> _Objective_:
Write out every entry exactly as given, but omit the pictures.

>>>>

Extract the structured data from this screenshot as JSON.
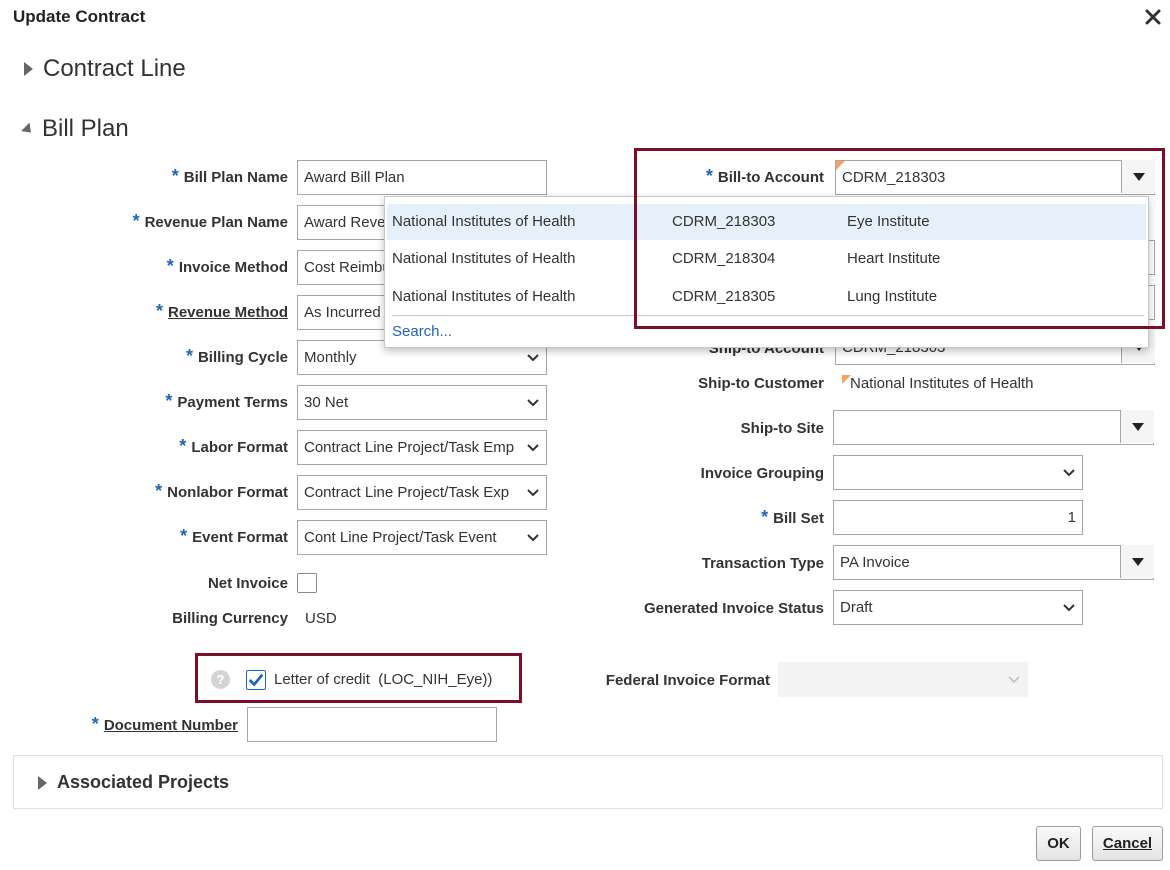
{
  "dialog": {
    "title": "Update Contract"
  },
  "sections": {
    "contract_line": "Contract Line",
    "bill_plan": "Bill Plan",
    "associated_projects": "Associated Projects"
  },
  "left_fields": [
    {
      "label": "Bill Plan Name",
      "value": "Award Bill Plan",
      "required": "*"
    },
    {
      "label": "Revenue Plan Name",
      "value": "Award Reve",
      "required": "*"
    },
    {
      "label": "Invoice Method",
      "value": "Cost Reimbu",
      "required": "*"
    },
    {
      "label": "Revenue Method",
      "value": "As Incurred",
      "required": "*"
    },
    {
      "label": "Billing Cycle",
      "value": "Monthly",
      "required": "*"
    },
    {
      "label": "Payment Terms",
      "value": "30 Net",
      "required": "*"
    },
    {
      "label": "Labor Format",
      "value": "Contract Line Project/Task Emp",
      "required": "*"
    },
    {
      "label": "Nonlabor Format",
      "value": "Contract Line Project/Task Exp",
      "required": "*"
    },
    {
      "label": "Event Format",
      "value": "Cont Line Project/Task Event",
      "required": "*"
    }
  ],
  "net_invoice": {
    "label": "Net Invoice"
  },
  "billing_currency": {
    "label": "Billing Currency",
    "value": "USD"
  },
  "letter_of_credit": {
    "label": "Letter of credit",
    "value": "(LOC_NIH_Eye))",
    "help": "?"
  },
  "document_number": {
    "label": "Document Number",
    "value": "",
    "required": "*"
  },
  "right_fields": {
    "bill_to_account": {
      "label": "Bill-to Account",
      "value": "CDRM_218303",
      "required": "*"
    },
    "ship_to_account": {
      "label": "Ship-to Account",
      "value": "CDRM_218303"
    },
    "ship_to_customer": {
      "label": "Ship-to Customer",
      "value": "National Institutes of Health"
    },
    "ship_to_site": {
      "label": "Ship-to Site",
      "value": ""
    },
    "invoice_grouping": {
      "label": "Invoice Grouping",
      "value": ""
    },
    "bill_set": {
      "label": "Bill Set",
      "value": "1",
      "required": "*"
    },
    "transaction_type": {
      "label": "Transaction Type",
      "value": "PA Invoice"
    },
    "generated_invoice_status": {
      "label": "Generated Invoice Status",
      "value": "Draft"
    },
    "federal_invoice_format": {
      "label": "Federal Invoice Format",
      "value": ""
    }
  },
  "dropdown": {
    "rows": [
      {
        "customer": "National Institutes of Health",
        "account": "CDRM_218303",
        "site": "Eye Institute"
      },
      {
        "customer": "National Institutes of Health",
        "account": "CDRM_218304",
        "site": "Heart Institute"
      },
      {
        "customer": "National Institutes of Health",
        "account": "CDRM_218305",
        "site": "Lung Institute"
      }
    ],
    "search_link": "Search..."
  },
  "buttons": {
    "ok": "OK",
    "cancel": "Cancel"
  },
  "colors": {
    "accent": "#1f64b7",
    "highlight": "#7b0f2a",
    "flag": "#f4a460"
  }
}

<<<<

> _Finished answer_:
Extract the structured data from this screenshot as JSON.
{
  "dialog": {
    "title": "Update Contract"
  },
  "sections": {
    "contract_line": "Contract Line",
    "bill_plan": "Bill Plan",
    "associated_projects": "Associated Projects"
  },
  "left_fields": [
    {
      "label": "Bill Plan Name",
      "value": "Award Bill Plan",
      "required": "*"
    },
    {
      "label": "Revenue Plan Name",
      "value": "Award Reve",
      "required": "*"
    },
    {
      "label": "Invoice Method",
      "value": "Cost Reimbu",
      "required": "*"
    },
    {
      "label": "Revenue Method",
      "value": "As Incurred",
      "required": "*"
    },
    {
      "label": "Billing Cycle",
      "value": "Monthly",
      "required": "*"
    },
    {
      "label": "Payment Terms",
      "value": "30 Net",
      "required": "*"
    },
    {
      "label": "Labor Format",
      "value": "Contract Line Project/Task Emp",
      "required": "*"
    },
    {
      "label": "Nonlabor Format",
      "value": "Contract Line Project/Task Exp",
      "required": "*"
    },
    {
      "label": "Event Format",
      "value": "Cont Line Project/Task Event",
      "required": "*"
    }
  ],
  "net_invoice": {
    "label": "Net Invoice"
  },
  "billing_currency": {
    "label": "Billing Currency",
    "value": "USD"
  },
  "letter_of_credit": {
    "label": "Letter of credit",
    "value": "(LOC_NIH_Eye))",
    "help": "?"
  },
  "document_number": {
    "label": "Document Number",
    "value": "",
    "required": "*"
  },
  "right_fields": {
    "bill_to_account": {
      "label": "Bill-to Account",
      "value": "CDRM_218303",
      "required": "*"
    },
    "ship_to_account": {
      "label": "Ship-to Account",
      "value": "CDRM_218303"
    },
    "ship_to_customer": {
      "label": "Ship-to Customer",
      "value": "National Institutes of Health"
    },
    "ship_to_site": {
      "label": "Ship-to Site",
      "value": ""
    },
    "invoice_grouping": {
      "label": "Invoice Grouping",
      "value": ""
    },
    "bill_set": {
      "label": "Bill Set",
      "value": "1",
      "required": "*"
    },
    "transaction_type": {
      "label": "Transaction Type",
      "value": "PA Invoice"
    },
    "generated_invoice_status": {
      "label": "Generated Invoice Status",
      "value": "Draft"
    },
    "federal_invoice_format": {
      "label": "Federal Invoice Format",
      "value": ""
    }
  },
  "dropdown": {
    "rows": [
      {
        "customer": "National Institutes of Health",
        "account": "CDRM_218303",
        "site": "Eye Institute"
      },
      {
        "customer": "National Institutes of Health",
        "account": "CDRM_218304",
        "site": "Heart Institute"
      },
      {
        "customer": "National Institutes of Health",
        "account": "CDRM_218305",
        "site": "Lung Institute"
      }
    ],
    "search_link": "Search..."
  },
  "buttons": {
    "ok": "OK",
    "cancel": "Cancel"
  },
  "colors": {
    "accent": "#1f64b7",
    "highlight": "#7b0f2a",
    "flag": "#f4a460"
  }
}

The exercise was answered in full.